_Goal_. Tally the lines in the following entries that include the word "企业所得税月"; state only the total.

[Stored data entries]

>> START

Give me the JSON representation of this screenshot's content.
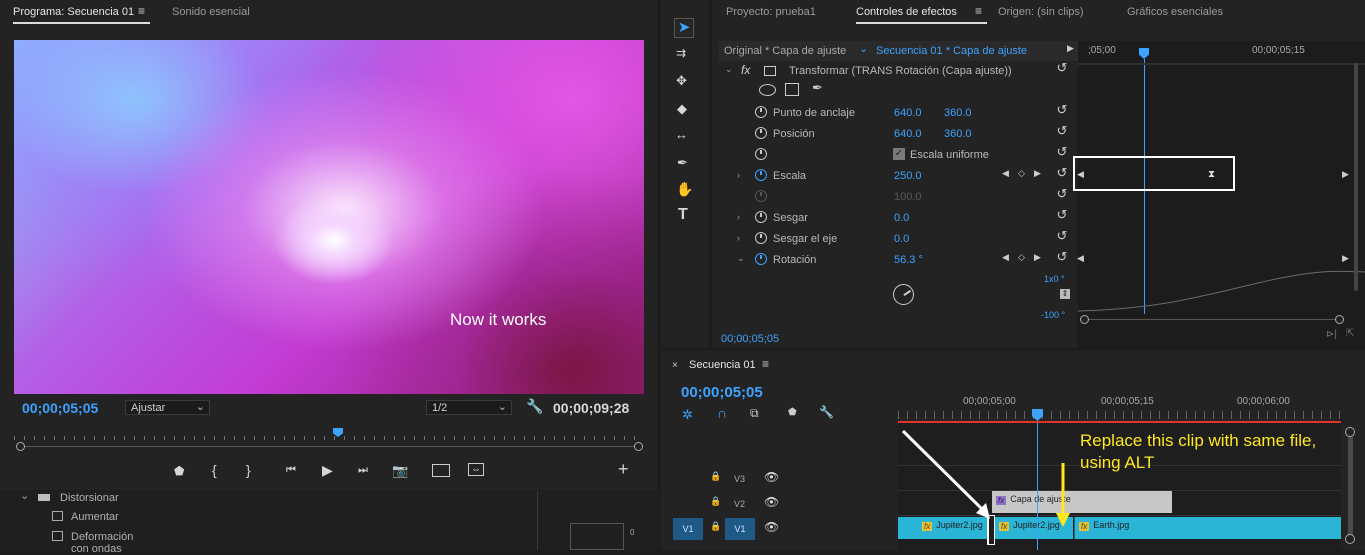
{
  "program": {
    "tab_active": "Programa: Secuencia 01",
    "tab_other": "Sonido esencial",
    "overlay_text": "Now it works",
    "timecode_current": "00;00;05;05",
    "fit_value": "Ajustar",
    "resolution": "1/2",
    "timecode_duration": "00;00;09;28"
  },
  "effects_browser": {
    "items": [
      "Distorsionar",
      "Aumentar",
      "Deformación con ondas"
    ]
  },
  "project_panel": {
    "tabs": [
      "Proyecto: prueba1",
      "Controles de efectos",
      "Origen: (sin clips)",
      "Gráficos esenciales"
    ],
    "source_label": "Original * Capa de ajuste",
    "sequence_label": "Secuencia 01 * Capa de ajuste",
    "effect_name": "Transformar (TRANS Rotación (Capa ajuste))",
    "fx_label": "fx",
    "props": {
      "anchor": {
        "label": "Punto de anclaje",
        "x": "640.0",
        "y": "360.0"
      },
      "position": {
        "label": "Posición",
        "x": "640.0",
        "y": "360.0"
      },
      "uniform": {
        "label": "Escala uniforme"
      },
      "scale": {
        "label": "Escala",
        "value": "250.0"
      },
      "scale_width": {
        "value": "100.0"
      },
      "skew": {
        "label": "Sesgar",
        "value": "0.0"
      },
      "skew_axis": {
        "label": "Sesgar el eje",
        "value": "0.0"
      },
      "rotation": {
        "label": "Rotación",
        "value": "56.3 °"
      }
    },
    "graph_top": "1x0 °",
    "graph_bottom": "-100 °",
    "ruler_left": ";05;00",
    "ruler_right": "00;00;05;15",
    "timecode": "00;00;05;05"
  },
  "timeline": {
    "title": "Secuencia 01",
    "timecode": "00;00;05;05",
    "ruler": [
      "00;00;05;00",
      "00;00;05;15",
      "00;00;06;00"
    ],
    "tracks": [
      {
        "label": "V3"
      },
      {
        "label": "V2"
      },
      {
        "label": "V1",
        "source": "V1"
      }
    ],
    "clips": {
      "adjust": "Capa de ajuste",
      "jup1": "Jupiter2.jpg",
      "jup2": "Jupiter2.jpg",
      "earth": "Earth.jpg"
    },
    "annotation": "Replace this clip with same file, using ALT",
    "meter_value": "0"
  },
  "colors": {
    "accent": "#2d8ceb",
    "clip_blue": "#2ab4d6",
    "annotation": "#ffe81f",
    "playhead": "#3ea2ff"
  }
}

>> END
>> START

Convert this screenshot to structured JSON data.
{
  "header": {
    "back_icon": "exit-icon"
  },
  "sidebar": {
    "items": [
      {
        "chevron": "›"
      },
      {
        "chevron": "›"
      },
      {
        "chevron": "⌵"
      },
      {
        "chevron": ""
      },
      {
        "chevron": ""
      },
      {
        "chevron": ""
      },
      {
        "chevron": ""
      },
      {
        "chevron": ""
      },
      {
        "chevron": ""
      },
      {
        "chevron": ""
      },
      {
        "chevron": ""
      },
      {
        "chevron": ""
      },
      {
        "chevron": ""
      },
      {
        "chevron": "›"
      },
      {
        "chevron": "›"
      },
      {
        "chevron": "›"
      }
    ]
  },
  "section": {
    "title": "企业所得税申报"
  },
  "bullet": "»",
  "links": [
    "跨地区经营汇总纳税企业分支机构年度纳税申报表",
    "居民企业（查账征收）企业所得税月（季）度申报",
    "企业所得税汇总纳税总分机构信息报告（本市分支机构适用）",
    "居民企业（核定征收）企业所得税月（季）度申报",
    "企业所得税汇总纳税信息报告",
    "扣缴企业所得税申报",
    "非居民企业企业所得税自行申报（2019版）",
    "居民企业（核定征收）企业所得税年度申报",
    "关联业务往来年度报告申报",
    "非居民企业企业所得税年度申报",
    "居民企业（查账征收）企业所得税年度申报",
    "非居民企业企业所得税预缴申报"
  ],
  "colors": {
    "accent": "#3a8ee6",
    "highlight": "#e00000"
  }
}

>> END

_Solution to the exercise_. 2